» **EXERCISE GOAL**
Each record that follows should be repeated exactly, minus any images.

[START STORED RECORDS]

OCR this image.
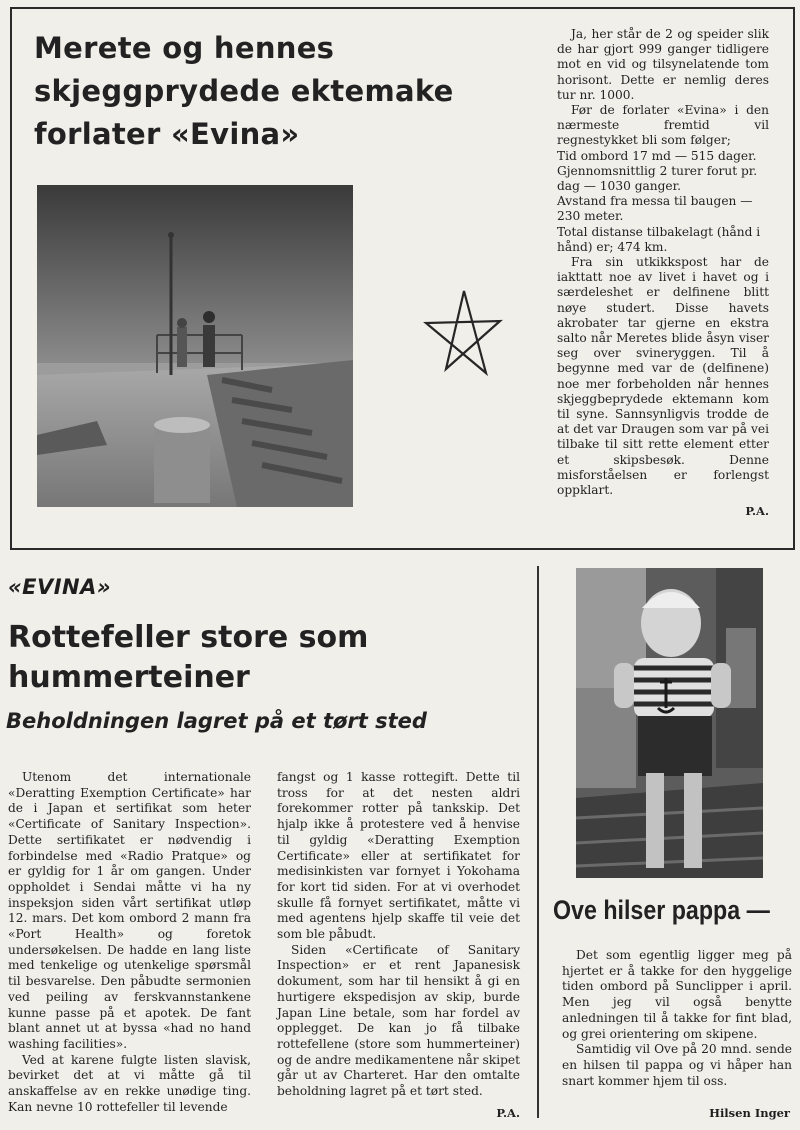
Merete og hennes
skjeggprydede ektemake
forlater «Evina»

Ja, her står de 2 og speider slik de har gjort 999 ganger tidligere mot en vid og tilsynelatende tom horisont. Dette er nemlig deres tur nr. 1000.

Før de forlater «Evina» i den nærmeste fremtid vil regnestykket bli som følger;

Tid ombord 17 md — 515 dager.

Gjennomsnittlig 2 turer forut pr. dag — 1030 ganger.

Avstand fra messa til baugen — 230 meter.

Total distanse tilbakelagt (hånd i hånd) er; 474 km.

Fra sin utkikkspost har de iakttatt noe av livet i havet og i særdeleshet er delfinene blitt nøye studert. Disse havets akrobater tar gjerne en ekstra salto når Meretes blide åsyn viser seg over svineryggen. Til å begynne med var de (delfinene) noe mer forbeholden når hennes skjeggbeprydede ektemann kom til syne. Sannsynligvis trodde de at det var Draugen som var på vei tilbake til sitt rette element etter et skipsbesøk. Denne misforståelsen er forlengst oppklart.

P.A.
«EVINA»
Rottefeller store som
hummerteiner
Beholdningen lagret på et tørt sted

Utenom det internationale «Deratting Exemption Certificate» har de i Japan et sertifikat som heter «Certificate of Sanitary Inspection». Dette sertifikatet er nødvendig i forbindelse med «Radio Pratque» og er gyldig for 1 år om gangen. Under oppholdet i Sendai måtte vi ha ny inspeksjon siden vårt sertifikat utløp 12. mars. Det kom ombord 2 mann fra «Port Health» og foretok undersøkelsen. De hadde en lang liste med tenkelige og utenkelige spørsmål til besvarelse. Den påbudte sermonien ved peiling av ferskvannstankene kunne passe på et apotek. De fant blant annet ut at byssa «had no hand washing facilities».

Ved at karene fulgte listen slavisk, bevirket det at vi måtte gå til anskaffelse av en rekke unødige ting. Kan nevne 10 rottefeller til levende

fangst og 1 kasse rottegift. Dette til tross for at det nesten aldri forekommer rotter på tankskip. Det hjalp ikke å protestere ved å henvise til gyldig «Deratting Exemption Certificate» eller at sertifikatet for medisinkisten var fornyet i Yokohama for kort tid siden. For at vi overhodet skulle få fornyet sertifikatet, måtte vi med agentens hjelp skaffe til veie det som ble påbudt.

Siden «Certificate of Sanitary Inspection» er et rent Japanesisk dokument, som har til hensikt å gi en hurtigere ekspedisjon av skip, burde Japan Line betale, som har fordel av opplegget. De kan jo få tilbake rottefellene (store som hummerteiner) og de andre medikamentene når skipet går ut av Charteret. Har den omtalte beholdning lagret på et tørt sted.

P.A.
Ove hilser pappa —

Det som egentlig ligger meg på hjertet er å takke for den hyggelige tiden ombord på Sunclipper i april. Men jeg vil også benytte anledningen til å takke for fint blad, og grei orientering om skipene.

Samtidig vil Ove på 20 mnd. sende en hilsen til pappa og vi håper han snart kommer hjem til oss.

Hilsen Inger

[END STORED RECORDS]

» **REPLY**
OCR this image.
Merete og hennes
skjeggprydede ektemake
forlater «Evina»

Ja, her står de 2 og speider slik de har gjort 999 ganger tidligere mot en vid og tilsynelatende tom horisont. Dette er nemlig deres tur nr. 1000.

Før de forlater «Evina» i den nærmeste fremtid vil regnestykket bli som følger;

Tid ombord 17 md — 515 dager.

Gjennomsnittlig 2 turer forut pr. dag — 1030 ganger.

Avstand fra messa til baugen — 230 meter.

Total distanse tilbakelagt (hånd i hånd) er; 474 km.

Fra sin utkikkspost har de iakttatt noe av livet i havet og i særdeleshet er delfinene blitt nøye studert. Disse havets akrobater tar gjerne en ekstra salto når Meretes blide åsyn viser seg over svineryggen. Til å begynne med var de (delfinene) noe mer forbeholden når hennes skjeggbeprydede ektemann kom til syne. Sannsynligvis trodde de at det var Draugen som var på vei tilbake til sitt rette element etter et skipsbesøk. Denne misforståelsen er forlengst oppklart.

P.A.
«EVINA»
Rottefeller store som
hummerteiner
Beholdningen lagret på et tørt sted

Utenom det internationale «Deratting Exemption Certificate» har de i Japan et sertifikat som heter «Certificate of Sanitary Inspection». Dette sertifikatet er nødvendig i forbindelse med «Radio Pratque» og er gyldig for 1 år om gangen. Under oppholdet i Sendai måtte vi ha ny inspeksjon siden vårt sertifikat utløp 12. mars. Det kom ombord 2 mann fra «Port Health» og foretok undersøkelsen. De hadde en lang liste med tenkelige og utenkelige spørsmål til besvarelse. Den påbudte sermonien ved peiling av ferskvannstankene kunne passe på et apotek. De fant blant annet ut at byssa «had no hand washing facilities».

Ved at karene fulgte listen slavisk, bevirket det at vi måtte gå til anskaffelse av en rekke unødige ting. Kan nevne 10 rottefeller til levende

fangst og 1 kasse rottegift. Dette til tross for at det nesten aldri forekommer rotter på tankskip. Det hjalp ikke å protestere ved å henvise til gyldig «Deratting Exemption Certificate» eller at sertifikatet for medisinkisten var fornyet i Yokohama for kort tid siden. For at vi overhodet skulle få fornyet sertifikatet, måtte vi med agentens hjelp skaffe til veie det som ble påbudt.

Siden «Certificate of Sanitary Inspection» er et rent Japanesisk dokument, som har til hensikt å gi en hurtigere ekspedisjon av skip, burde Japan Line betale, som har fordel av opplegget. De kan jo få tilbake rottefellene (store som hummerteiner) og de andre medikamentene når skipet går ut av Charteret. Har den omtalte beholdning lagret på et tørt sted.

P.A.
Ove hilser pappa —

Det som egentlig ligger meg på hjertet er å takke for den hyggelige tiden ombord på Sunclipper i april. Men jeg vil også benytte anledningen til å takke for fint blad, og grei orientering om skipene.

Samtidig vil Ove på 20 mnd. sende en hilsen til pappa og vi håper han snart kommer hjem til oss.

Hilsen Inger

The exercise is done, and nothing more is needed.